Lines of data
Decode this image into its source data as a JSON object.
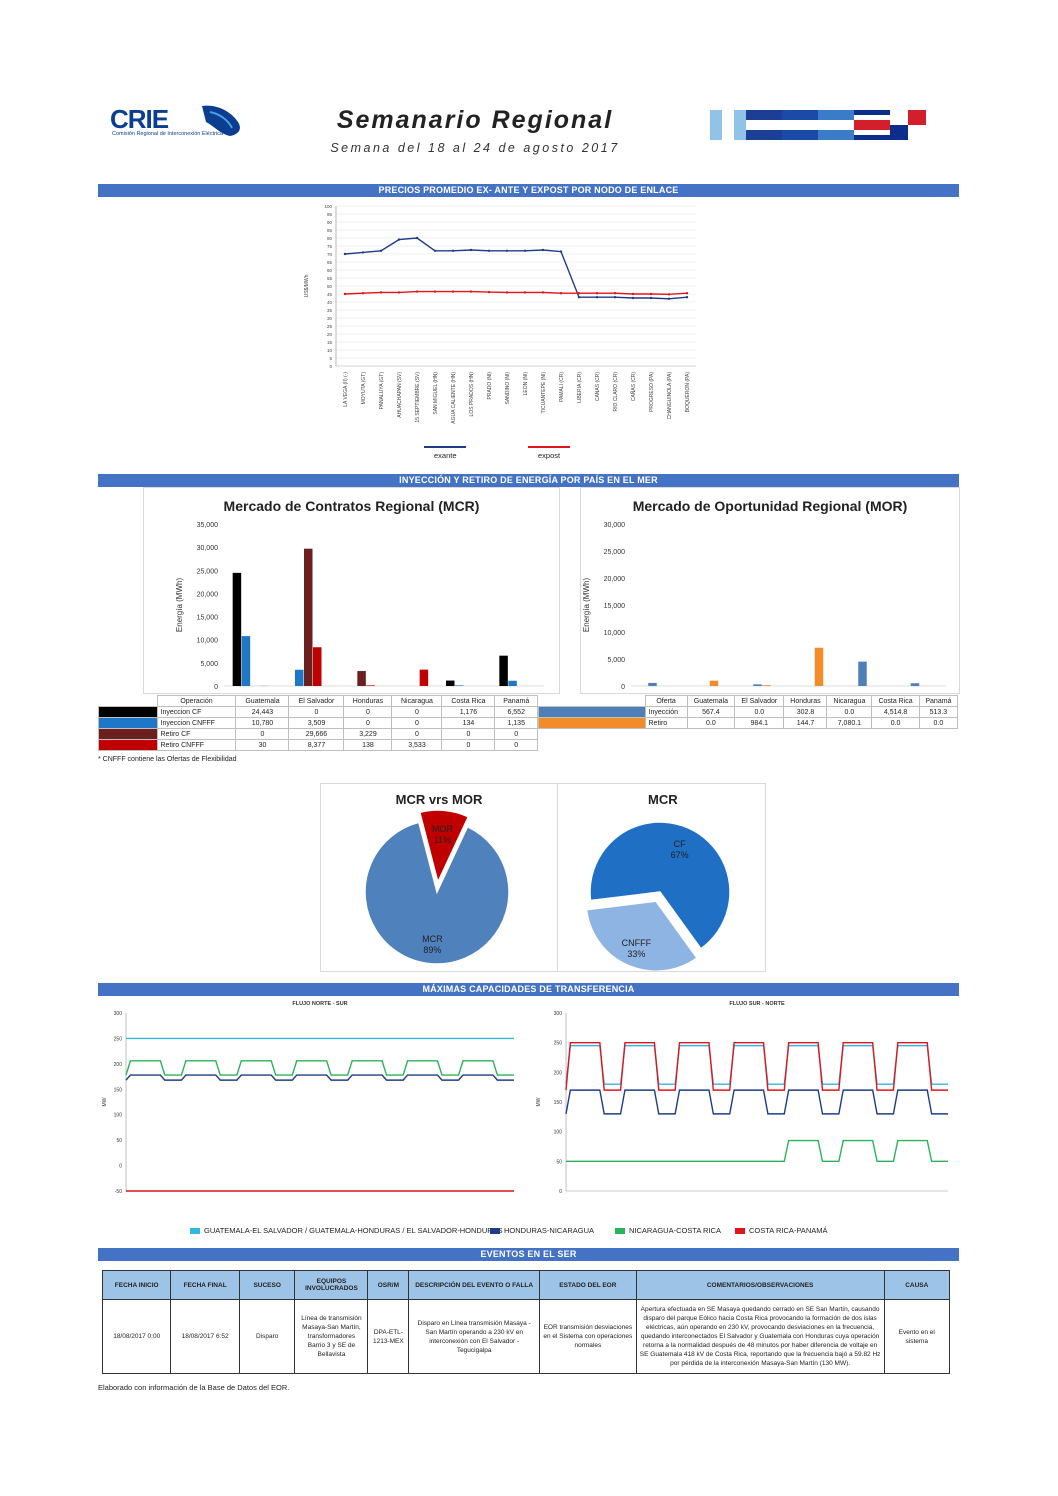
{
  "header": {
    "logo_text": "CRIE",
    "logo_sub": "Comisión Regional de Interconexión Eléctrica",
    "title": "Semanario Regional",
    "subtitle": "Semana del 18 al 24 de agosto 2017"
  },
  "sections": {
    "prices": "PRECIOS PROMEDIO EX- ANTE Y EXPOST POR NODO DE ENLACE",
    "energy": "INYECCIÓN Y RETIRO DE ENERGÍA POR PAÍS EN EL MER",
    "transfer": "MÁXIMAS CAPACIDADES DE TRANSFERENCIA",
    "events": "EVENTOS EN EL SER"
  },
  "colors": {
    "banner": "#4472c4",
    "exante": "#1f3c88",
    "expost": "#e0151b",
    "inyeccion_cf": "#000000",
    "inyeccion_cnfff": "#1f77c8",
    "retiro_cf": "#6b1f1f",
    "retiro_cnfff": "#c00000",
    "mor_inyeccion": "#4f7fb8",
    "mor_retiro": "#f28c28"
  },
  "chart_data": [
    {
      "type": "line",
      "ylabel": "US$/MWh",
      "ylim": [
        0,
        100
      ],
      "yticks": [
        "0",
        "5",
        "10",
        "15",
        "20",
        "25",
        "30",
        "35",
        "40",
        "45",
        "50",
        "55",
        "60",
        "65",
        "70",
        "75",
        "80",
        "85",
        "90",
        "95",
        "100"
      ],
      "categories": [
        "LA VEGA (II) (-)",
        "MOYUTA (GT)",
        "PANALUYA (GT)",
        "AHUACHAPAN (SV)",
        "15 SEPTIEMBRE (SV)",
        "SAN MIGUEL (HN)",
        "AGUA CALIENTE (HN)",
        "LOS PRADOS (HN)",
        "PRADO (NI)",
        "SANDINO (NI)",
        "LEON (NI)",
        "TICUANTEPE (NI)",
        "PAMALI (CR)",
        "LIBERIA (CR)",
        "CANAS (CR)",
        "RIO CLARO (CR)",
        "CAÑAS (CR)",
        "PROGRESO (PA)",
        "CHANGUINOLA (PA)",
        "BOQUERON (PA)"
      ],
      "series": [
        {
          "name": "exante",
          "values": [
            70,
            71,
            72,
            79,
            80,
            72,
            72,
            72.5,
            72,
            72,
            72,
            72.5,
            71.5,
            43,
            43,
            43,
            42.5,
            42.5,
            42,
            43
          ]
        },
        {
          "name": "expost",
          "values": [
            45,
            45.5,
            46,
            46,
            46.5,
            46.5,
            46.5,
            46.5,
            46.2,
            46,
            46,
            46,
            45.5,
            45.5,
            45.5,
            45.5,
            45,
            45,
            44.8,
            45.5
          ]
        }
      ]
    },
    {
      "type": "bar",
      "title": "Mercado de Contratos Regional (MCR)",
      "ylabel": "Energía (MWh)",
      "ylim": [
        0,
        35000
      ],
      "yticks": [
        "0",
        "5,000",
        "10,000",
        "15,000",
        "20,000",
        "25,000",
        "30,000",
        "35,000"
      ],
      "categories": [
        "Guatemala",
        "El Salvador",
        "Honduras",
        "Nicaragua",
        "Costa Rica",
        "Panamá"
      ],
      "header": "Operación",
      "series": [
        {
          "name": "Inyeccion CF",
          "values": [
            24443,
            0,
            0,
            0,
            1176,
            6552
          ],
          "labels": [
            "24,443",
            "0",
            "0",
            "0",
            "1,176",
            "6,552"
          ]
        },
        {
          "name": "Inyeccion CNFFF",
          "values": [
            10780,
            3509,
            0,
            0,
            134,
            1135
          ],
          "labels": [
            "10,780",
            "3,509",
            "0",
            "0",
            "134",
            "1,135"
          ]
        },
        {
          "name": "Retiro CF",
          "values": [
            0,
            29666,
            3229,
            0,
            0,
            0
          ],
          "labels": [
            "0",
            "29,666",
            "3,229",
            "0",
            "0",
            "0"
          ]
        },
        {
          "name": "Retiro CNFFF",
          "values": [
            30,
            8377,
            138,
            3533,
            0,
            0
          ],
          "labels": [
            "30",
            "8,377",
            "138",
            "3,533",
            "0",
            "0"
          ]
        }
      ],
      "footnote": "* CNFFF contiene las Ofertas de Flexibilidad"
    },
    {
      "type": "bar",
      "title": "Mercado de Oportunidad Regional (MOR)",
      "ylabel": "Energía (MWh)",
      "ylim": [
        0,
        30000
      ],
      "yticks": [
        "0",
        "5,000",
        "10,000",
        "15,000",
        "20,000",
        "25,000",
        "30,000"
      ],
      "categories": [
        "Guatemala",
        "El Salvador",
        "Honduras",
        "Nicaragua",
        "Costa Rica",
        "Panamá"
      ],
      "header": "Oferta",
      "series": [
        {
          "name": "Inyección",
          "values": [
            567.4,
            0,
            302.8,
            0,
            4514.8,
            513.3
          ],
          "labels": [
            "567.4",
            "0.0",
            "302.8",
            "0.0",
            "4,514.8",
            "513.3"
          ]
        },
        {
          "name": "Retiro",
          "values": [
            0,
            984.1,
            144.7,
            7080.1,
            0,
            0
          ],
          "labels": [
            "0.0",
            "984.1",
            "144.7",
            "7,080.1",
            "0.0",
            "0.0"
          ]
        }
      ]
    },
    {
      "type": "pie",
      "title": "MCR vrs MOR",
      "slices": [
        {
          "label": "MCR",
          "pct": "89%",
          "value": 89,
          "color": "#4f81bd"
        },
        {
          "label": "MOR",
          "pct": "11%",
          "value": 11,
          "color": "#c00000"
        }
      ]
    },
    {
      "type": "pie",
      "title": "MCR",
      "slices": [
        {
          "label": "CF",
          "pct": "67%",
          "value": 67,
          "color": "#1f6fc5"
        },
        {
          "label": "CNFFF",
          "pct": "33%",
          "value": 33,
          "color": "#8db4e2"
        }
      ]
    },
    {
      "type": "line",
      "title": "FLUJO NORTE - SUR",
      "ylabel": "MW",
      "ylim": [
        -50,
        300
      ],
      "yticks": [
        "-50",
        "0",
        "50",
        "100",
        "150",
        "200",
        "250",
        "300"
      ],
      "series": [
        {
          "name": "GUATEMALA-EL SALVADOR / GUATEMALA-HONDURAS / EL SALVADOR-HONDURAS",
          "color": "#33b5e5",
          "high": 250,
          "low": 250
        },
        {
          "name": "HONDURAS-NICARAGUA",
          "color": "#1f3c88",
          "high": 178,
          "low": 168
        },
        {
          "name": "NICARAGUA-COSTA RICA",
          "color": "#2bb35a",
          "high": 206,
          "low": 178
        },
        {
          "name": "COSTA RICA-PANAMÁ",
          "color": "#e0151b",
          "high": -50,
          "low": -50
        }
      ]
    },
    {
      "type": "line",
      "title": "FLUJO SUR - NORTE",
      "ylabel": "MW",
      "ylim": [
        0,
        300
      ],
      "yticks": [
        "0",
        "50",
        "100",
        "150",
        "200",
        "250",
        "300"
      ],
      "series": [
        {
          "name": "GUATEMALA-EL SALVADOR",
          "color": "#33b5e5",
          "high": 245,
          "low": 180
        },
        {
          "name": "HONDURAS-NICARAGUA",
          "color": "#1f3c88",
          "high": 170,
          "low": 130
        },
        {
          "name": "NICARAGUA-COSTA RICA",
          "color": "#2bb35a",
          "high": 85,
          "low": 50
        },
        {
          "name": "COSTA RICA-PANAMÁ",
          "color": "#e0151b",
          "high": 250,
          "low": 170
        }
      ]
    }
  ],
  "legend_line": {
    "exante": "exante",
    "expost": "expost"
  },
  "transfer_legend": [
    {
      "label": "GUATEMALA-EL SALVADOR / GUATEMALA-HONDURAS / EL SALVADOR-HONDURAS",
      "color": "#33b5e5"
    },
    {
      "label": "HONDURAS-NICARAGUA",
      "color": "#1f3c88"
    },
    {
      "label": "NICARAGUA-COSTA RICA",
      "color": "#2bb35a"
    },
    {
      "label": "COSTA RICA-PANAMÁ",
      "color": "#e0151b"
    }
  ],
  "events": {
    "headers": [
      "FECHA INICIO",
      "FECHA FINAL",
      "SUCESO",
      "EQUIPOS INVOLUCRADOS",
      "OSR/M",
      "DESCRIPCIÓN DEL EVENTO O FALLA",
      "ESTADO DEL EOR",
      "COMENTARIOS/OBSERVACIONES",
      "CAUSA"
    ],
    "row": [
      "18/08/2017 0:00",
      "18/08/2017 6:52",
      "Disparo",
      "Línea de transmisión Masaya-San Martín, transformadores Barrio 3 y SE de Bellavista",
      "DPA-ETL-1213-MEX",
      "Disparo en Línea transmisión Masaya - San Martín operando a 230 kV en interconexión con El Salvador - Tegucigalpa",
      "EOR transmisión desviaciones en el Sistema con operaciones normales",
      "Apertura efectuada en SE Masaya quedando cerrado en SE San Martín, causando disparo del parque Eólico hacia Costa Rica provocando la formación de dos islas eléctricas, aún operando en 230 kV, provocando desviaciones en la frecuencia, quedando interconectados El Salvador y Guatemala con Honduras cuya operación retorna a la normalidad después de 48 minutos por haber diferencia de voltaje en SE Guatemala 418 kV de Costa Rica, reportando que la frecuencia bajó a 59.82 Hz por pérdida de la interconexión Masaya-San Martín (130 MW).",
      "Evento en el sistema"
    ]
  },
  "footer": "Elaborado con información de la Base de Datos del EOR."
}
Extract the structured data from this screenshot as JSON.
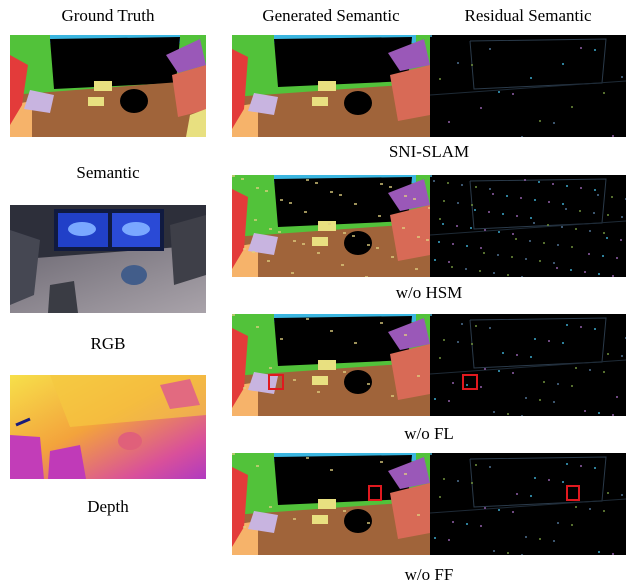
{
  "headers": {
    "ground_truth": "Ground Truth",
    "generated": "Generated Semantic",
    "residual": "Residual Semantic"
  },
  "left_labels": {
    "semantic": "Semantic",
    "rgb": "RGB",
    "depth": "Depth"
  },
  "row_captions": [
    "SNI-SLAM",
    "w/o HSM",
    "w/o FL",
    "w/o FF"
  ],
  "colors": {
    "wall_green": "#52c23a",
    "window_blue": "#3bb6e0",
    "floor_brown": "#a0643a",
    "table_orange": "#f6b36a",
    "plant_purple": "#9a58b8",
    "red_chair": "#e33b3a",
    "highlight_box": "#e0191f"
  }
}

#### SET PROBLEM
Which lines hold the word "Masaya"? Copy every one of them.

#### WRITTEN ANSWER
      "Línea de transmisión Masaya-San Martín, transformadores Barrio 3 y SE de Bellavista",
      "Disparo en Línea transmisión Masaya - San Martín operando a 230 kV en interconexión con El Salvador - Tegucigalpa",
      "Apertura efectuada en SE Masaya quedando cerrado en SE San Martín, causando disparo del parque Eólico hacia Costa Rica provocando la formación de dos islas eléctricas, aún operando en 230 kV, provocando desviaciones en la frecuencia, quedando interconectados El Salvador y Guatemala con Honduras cuya operación retorna a la normalidad después de 48 minutos por haber diferencia de voltaje en SE Guatemala 418 kV de Costa Rica, reportando que la frecuencia bajó a 59.82 Hz por pérdida de la interconexión Masaya-San Martín (130 MW).",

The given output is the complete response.